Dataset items
==========
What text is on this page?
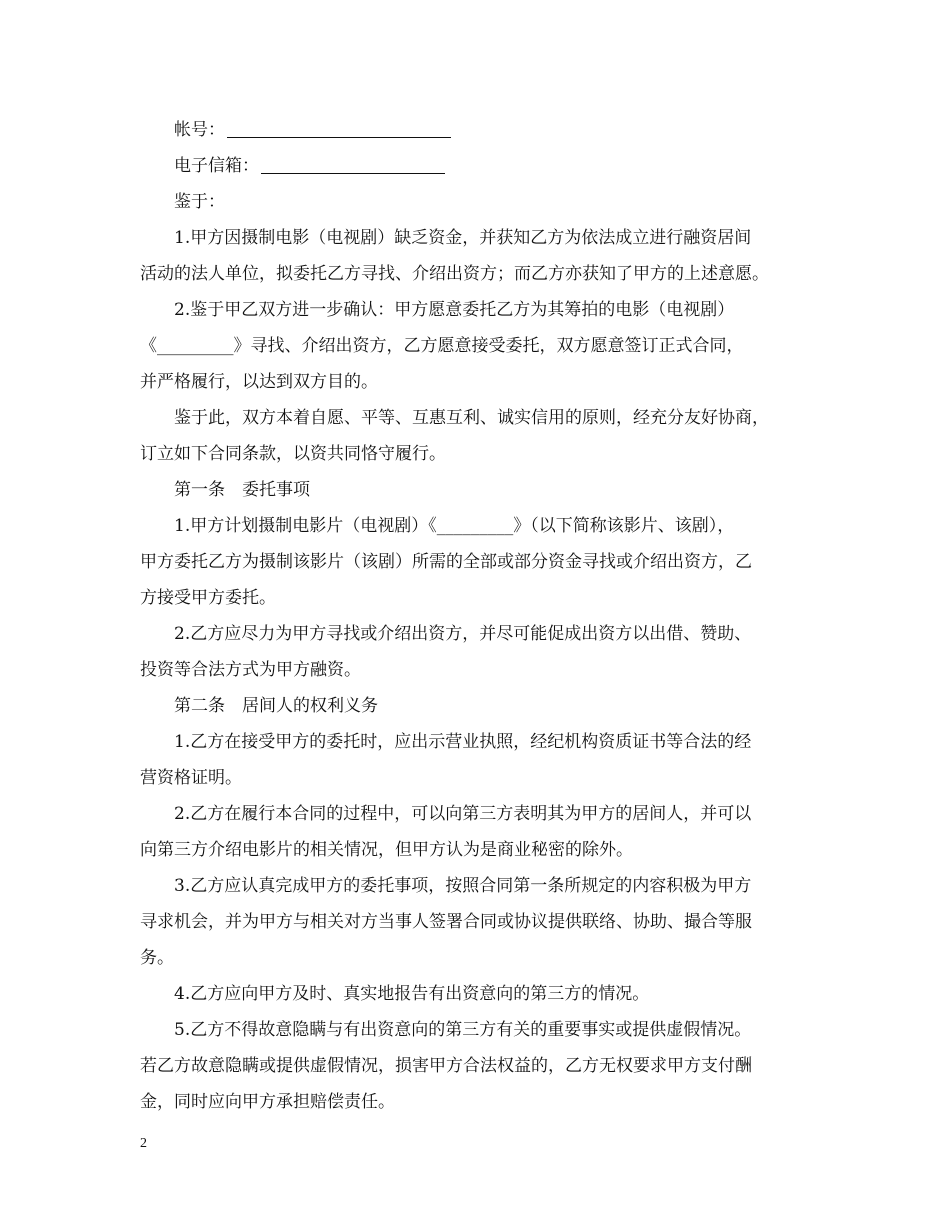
帐号：
电子信箱：
鉴于：
1.甲方因摄制电影（电视剧）缺乏资金，并获知乙方为依法成立进行融资居间
活动的法人单位，拟委托乙方寻找、介绍出资方；而乙方亦获知了甲方的上述意愿。
2.鉴于甲乙双方进一步确认：甲方愿意委托乙方为其筹拍的电影（电视剧）
《_________》寻找、介绍出资方，乙方愿意接受委托，双方愿意签订正式合同，
并严格履行，以达到双方目的。
鉴于此，双方本着自愿、平等、互惠互利、诚实信用的原则，经充分友好协商，
订立如下合同条款，以资共同恪守履行。
第一条　委托事项
1.甲方计划摄制电影片（电视剧）《_________》（以下简称该影片、该剧），
甲方委托乙方为摄制该影片（该剧）所需的全部或部分资金寻找或介绍出资方，乙
方接受甲方委托。
2.乙方应尽力为甲方寻找或介绍出资方，并尽可能促成出资方以出借、赞助、
投资等合法方式为甲方融资。
第二条　居间人的权利义务
1.乙方在接受甲方的委托时，应出示营业执照，经纪机构资质证书等合法的经
营资格证明。
2.乙方在履行本合同的过程中，可以向第三方表明其为甲方的居间人，并可以
向第三方介绍电影片的相关情况，但甲方认为是商业秘密的除外。
3.乙方应认真完成甲方的委托事项，按照合同第一条所规定的内容积极为甲方
寻求机会，并为甲方与相关对方当事人签署合同或协议提供联络、协助、撮合等服
务。
4.乙方应向甲方及时、真实地报告有出资意向的第三方的情况。
5.乙方不得故意隐瞒与有出资意向的第三方有关的重要事实或提供虚假情况。
若乙方故意隐瞒或提供虚假情况，损害甲方合法权益的，乙方无权要求甲方支付酬
金，同时应向甲方承担赔偿责任。
2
==========
■ GIVEN TASK ■
Transcribe every record above exactly as written, leaving out any pictures.

■ FINISHED TASK ■
What text is on this page?
帐号：
电子信箱：
鉴于：
1.甲方因摄制电影（电视剧）缺乏资金，并获知乙方为依法成立进行融资居间
活动的法人单位，拟委托乙方寻找、介绍出资方；而乙方亦获知了甲方的上述意愿。
2.鉴于甲乙双方进一步确认：甲方愿意委托乙方为其筹拍的电影（电视剧）
《_________》寻找、介绍出资方，乙方愿意接受委托，双方愿意签订正式合同，
并严格履行，以达到双方目的。
鉴于此，双方本着自愿、平等、互惠互利、诚实信用的原则，经充分友好协商，
订立如下合同条款，以资共同恪守履行。
第一条　委托事项
1.甲方计划摄制电影片（电视剧）《_________》（以下简称该影片、该剧），
甲方委托乙方为摄制该影片（该剧）所需的全部或部分资金寻找或介绍出资方，乙
方接受甲方委托。
2.乙方应尽力为甲方寻找或介绍出资方，并尽可能促成出资方以出借、赞助、
投资等合法方式为甲方融资。
第二条　居间人的权利义务
1.乙方在接受甲方的委托时，应出示营业执照，经纪机构资质证书等合法的经
营资格证明。
2.乙方在履行本合同的过程中，可以向第三方表明其为甲方的居间人，并可以
向第三方介绍电影片的相关情况，但甲方认为是商业秘密的除外。
3.乙方应认真完成甲方的委托事项，按照合同第一条所规定的内容积极为甲方
寻求机会，并为甲方与相关对方当事人签署合同或协议提供联络、协助、撮合等服
务。
4.乙方应向甲方及时、真实地报告有出资意向的第三方的情况。
5.乙方不得故意隐瞒与有出资意向的第三方有关的重要事实或提供虚假情况。
若乙方故意隐瞒或提供虚假情况，损害甲方合法权益的，乙方无权要求甲方支付酬
金，同时应向甲方承担赔偿责任。
2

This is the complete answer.